Search the data for the word "Contains" and copy every line where it occurs.
# # # # # # #
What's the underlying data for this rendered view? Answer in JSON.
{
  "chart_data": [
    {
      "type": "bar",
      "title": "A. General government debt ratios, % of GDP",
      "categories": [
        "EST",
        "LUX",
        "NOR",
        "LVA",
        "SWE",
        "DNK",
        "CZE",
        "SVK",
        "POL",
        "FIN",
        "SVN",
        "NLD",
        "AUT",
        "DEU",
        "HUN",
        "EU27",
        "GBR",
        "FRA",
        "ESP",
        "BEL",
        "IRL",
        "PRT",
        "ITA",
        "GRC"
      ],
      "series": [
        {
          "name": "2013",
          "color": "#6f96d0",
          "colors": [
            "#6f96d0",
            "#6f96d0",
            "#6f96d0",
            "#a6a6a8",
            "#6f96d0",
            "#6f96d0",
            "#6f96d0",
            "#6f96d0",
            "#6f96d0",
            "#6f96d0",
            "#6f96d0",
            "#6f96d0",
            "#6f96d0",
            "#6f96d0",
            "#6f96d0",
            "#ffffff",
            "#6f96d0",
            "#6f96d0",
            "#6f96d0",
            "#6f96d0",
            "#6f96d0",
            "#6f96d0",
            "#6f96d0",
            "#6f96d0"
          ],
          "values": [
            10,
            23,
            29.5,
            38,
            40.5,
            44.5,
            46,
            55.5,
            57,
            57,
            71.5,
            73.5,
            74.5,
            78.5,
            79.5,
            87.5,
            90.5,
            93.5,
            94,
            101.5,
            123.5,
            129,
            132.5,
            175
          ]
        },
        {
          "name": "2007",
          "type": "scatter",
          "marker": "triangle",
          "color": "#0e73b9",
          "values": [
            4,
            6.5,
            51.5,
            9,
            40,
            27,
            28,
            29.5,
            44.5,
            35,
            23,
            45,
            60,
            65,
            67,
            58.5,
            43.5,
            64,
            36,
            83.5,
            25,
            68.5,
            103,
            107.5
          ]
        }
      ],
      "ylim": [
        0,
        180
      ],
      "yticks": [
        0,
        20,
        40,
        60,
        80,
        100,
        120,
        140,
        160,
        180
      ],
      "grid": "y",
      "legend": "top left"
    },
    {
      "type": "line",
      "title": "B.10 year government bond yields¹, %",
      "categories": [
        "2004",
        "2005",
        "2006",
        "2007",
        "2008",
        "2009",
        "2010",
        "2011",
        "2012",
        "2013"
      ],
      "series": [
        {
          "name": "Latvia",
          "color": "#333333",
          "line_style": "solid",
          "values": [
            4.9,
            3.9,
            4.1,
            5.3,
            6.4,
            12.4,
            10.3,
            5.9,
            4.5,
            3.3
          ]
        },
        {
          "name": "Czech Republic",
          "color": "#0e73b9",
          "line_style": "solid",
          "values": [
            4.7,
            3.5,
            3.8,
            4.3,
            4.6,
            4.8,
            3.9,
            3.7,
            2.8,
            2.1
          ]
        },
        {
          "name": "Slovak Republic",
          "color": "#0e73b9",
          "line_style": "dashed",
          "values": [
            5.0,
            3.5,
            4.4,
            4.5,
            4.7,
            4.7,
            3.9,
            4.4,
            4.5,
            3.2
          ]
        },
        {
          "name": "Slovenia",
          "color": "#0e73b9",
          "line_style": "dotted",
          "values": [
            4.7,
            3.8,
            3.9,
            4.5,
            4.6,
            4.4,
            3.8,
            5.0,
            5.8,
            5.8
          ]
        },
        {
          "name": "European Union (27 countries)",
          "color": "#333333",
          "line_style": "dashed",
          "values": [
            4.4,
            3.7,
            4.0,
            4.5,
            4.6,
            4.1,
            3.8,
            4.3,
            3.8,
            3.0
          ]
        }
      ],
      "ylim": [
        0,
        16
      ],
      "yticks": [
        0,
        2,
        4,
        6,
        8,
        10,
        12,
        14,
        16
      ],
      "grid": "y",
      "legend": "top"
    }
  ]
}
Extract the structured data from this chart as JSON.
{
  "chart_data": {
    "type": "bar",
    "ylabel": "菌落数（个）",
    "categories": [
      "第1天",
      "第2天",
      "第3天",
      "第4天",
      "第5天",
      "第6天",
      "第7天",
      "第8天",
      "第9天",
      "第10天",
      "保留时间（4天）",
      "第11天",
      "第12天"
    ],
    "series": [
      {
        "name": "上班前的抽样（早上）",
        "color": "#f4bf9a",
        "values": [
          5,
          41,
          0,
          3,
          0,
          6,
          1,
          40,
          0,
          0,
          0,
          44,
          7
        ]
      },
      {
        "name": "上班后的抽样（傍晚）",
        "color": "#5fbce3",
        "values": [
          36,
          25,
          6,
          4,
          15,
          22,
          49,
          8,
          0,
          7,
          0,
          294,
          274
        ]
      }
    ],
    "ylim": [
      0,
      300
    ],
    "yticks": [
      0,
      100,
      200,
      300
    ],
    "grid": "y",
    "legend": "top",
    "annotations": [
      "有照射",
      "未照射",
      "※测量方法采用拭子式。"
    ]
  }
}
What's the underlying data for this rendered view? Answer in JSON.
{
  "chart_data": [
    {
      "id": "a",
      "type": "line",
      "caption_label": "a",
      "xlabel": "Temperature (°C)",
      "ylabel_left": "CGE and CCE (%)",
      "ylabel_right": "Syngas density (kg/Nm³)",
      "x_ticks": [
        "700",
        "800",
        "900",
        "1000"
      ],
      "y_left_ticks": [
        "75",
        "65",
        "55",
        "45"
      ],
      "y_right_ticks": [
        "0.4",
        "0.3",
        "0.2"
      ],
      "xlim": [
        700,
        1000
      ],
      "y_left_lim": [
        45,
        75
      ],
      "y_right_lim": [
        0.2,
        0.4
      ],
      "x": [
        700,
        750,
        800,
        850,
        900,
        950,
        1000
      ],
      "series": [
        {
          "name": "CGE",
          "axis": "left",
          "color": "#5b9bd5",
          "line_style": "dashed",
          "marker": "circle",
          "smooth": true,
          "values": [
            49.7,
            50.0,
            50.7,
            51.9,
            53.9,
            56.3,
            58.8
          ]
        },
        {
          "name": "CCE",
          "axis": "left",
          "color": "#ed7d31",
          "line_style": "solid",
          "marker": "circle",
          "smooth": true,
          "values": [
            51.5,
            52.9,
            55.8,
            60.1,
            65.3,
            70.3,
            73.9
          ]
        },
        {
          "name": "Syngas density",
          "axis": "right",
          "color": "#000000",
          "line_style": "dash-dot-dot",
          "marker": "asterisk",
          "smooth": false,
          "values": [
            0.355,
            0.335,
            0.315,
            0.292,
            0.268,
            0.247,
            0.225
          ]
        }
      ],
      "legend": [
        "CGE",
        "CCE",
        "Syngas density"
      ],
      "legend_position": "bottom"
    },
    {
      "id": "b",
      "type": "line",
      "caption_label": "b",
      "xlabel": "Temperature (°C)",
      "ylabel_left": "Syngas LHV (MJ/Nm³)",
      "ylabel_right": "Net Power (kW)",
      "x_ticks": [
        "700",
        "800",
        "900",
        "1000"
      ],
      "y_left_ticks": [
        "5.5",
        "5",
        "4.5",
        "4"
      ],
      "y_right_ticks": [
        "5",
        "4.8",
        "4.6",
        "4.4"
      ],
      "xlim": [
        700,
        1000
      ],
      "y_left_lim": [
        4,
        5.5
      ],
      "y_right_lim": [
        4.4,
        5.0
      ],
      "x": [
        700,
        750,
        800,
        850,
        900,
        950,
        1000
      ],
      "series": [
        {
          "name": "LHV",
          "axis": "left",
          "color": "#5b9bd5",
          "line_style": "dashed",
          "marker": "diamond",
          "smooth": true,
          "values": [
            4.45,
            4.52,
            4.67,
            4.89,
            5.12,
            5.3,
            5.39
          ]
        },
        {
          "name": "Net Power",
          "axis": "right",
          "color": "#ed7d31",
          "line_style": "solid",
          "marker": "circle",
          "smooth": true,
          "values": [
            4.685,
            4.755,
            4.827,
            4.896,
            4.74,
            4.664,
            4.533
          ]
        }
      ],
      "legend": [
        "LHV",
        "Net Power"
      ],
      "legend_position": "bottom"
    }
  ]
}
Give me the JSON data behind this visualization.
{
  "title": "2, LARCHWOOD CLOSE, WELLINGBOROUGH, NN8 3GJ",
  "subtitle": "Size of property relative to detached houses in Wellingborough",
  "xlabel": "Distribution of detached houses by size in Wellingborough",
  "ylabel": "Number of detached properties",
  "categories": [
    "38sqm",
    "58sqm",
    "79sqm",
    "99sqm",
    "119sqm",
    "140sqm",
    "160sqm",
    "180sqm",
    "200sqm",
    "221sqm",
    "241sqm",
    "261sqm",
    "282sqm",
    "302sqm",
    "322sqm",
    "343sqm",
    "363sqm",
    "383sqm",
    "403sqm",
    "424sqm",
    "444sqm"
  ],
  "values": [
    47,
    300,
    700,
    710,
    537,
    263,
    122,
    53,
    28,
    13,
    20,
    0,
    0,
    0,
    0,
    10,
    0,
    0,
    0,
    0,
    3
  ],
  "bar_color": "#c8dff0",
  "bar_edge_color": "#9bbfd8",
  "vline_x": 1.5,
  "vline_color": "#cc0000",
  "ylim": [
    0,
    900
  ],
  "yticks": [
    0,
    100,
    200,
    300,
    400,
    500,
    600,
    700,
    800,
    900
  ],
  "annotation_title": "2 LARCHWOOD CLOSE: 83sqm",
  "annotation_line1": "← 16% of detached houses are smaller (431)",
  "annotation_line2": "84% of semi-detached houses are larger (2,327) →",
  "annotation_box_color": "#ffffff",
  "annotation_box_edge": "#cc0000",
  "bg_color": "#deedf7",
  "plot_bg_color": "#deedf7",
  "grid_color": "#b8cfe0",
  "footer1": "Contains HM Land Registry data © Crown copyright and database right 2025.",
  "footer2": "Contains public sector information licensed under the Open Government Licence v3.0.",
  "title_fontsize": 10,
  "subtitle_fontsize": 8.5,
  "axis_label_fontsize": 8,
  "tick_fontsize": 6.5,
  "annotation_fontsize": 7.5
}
# # # # # # #
**FULL RESPONSE:**
  "footer1": "Contains HM Land Registry data © Crown copyright and database right 2025.",
  "footer2": "Contains public sector information licensed under the Open Government Licence v3.0.",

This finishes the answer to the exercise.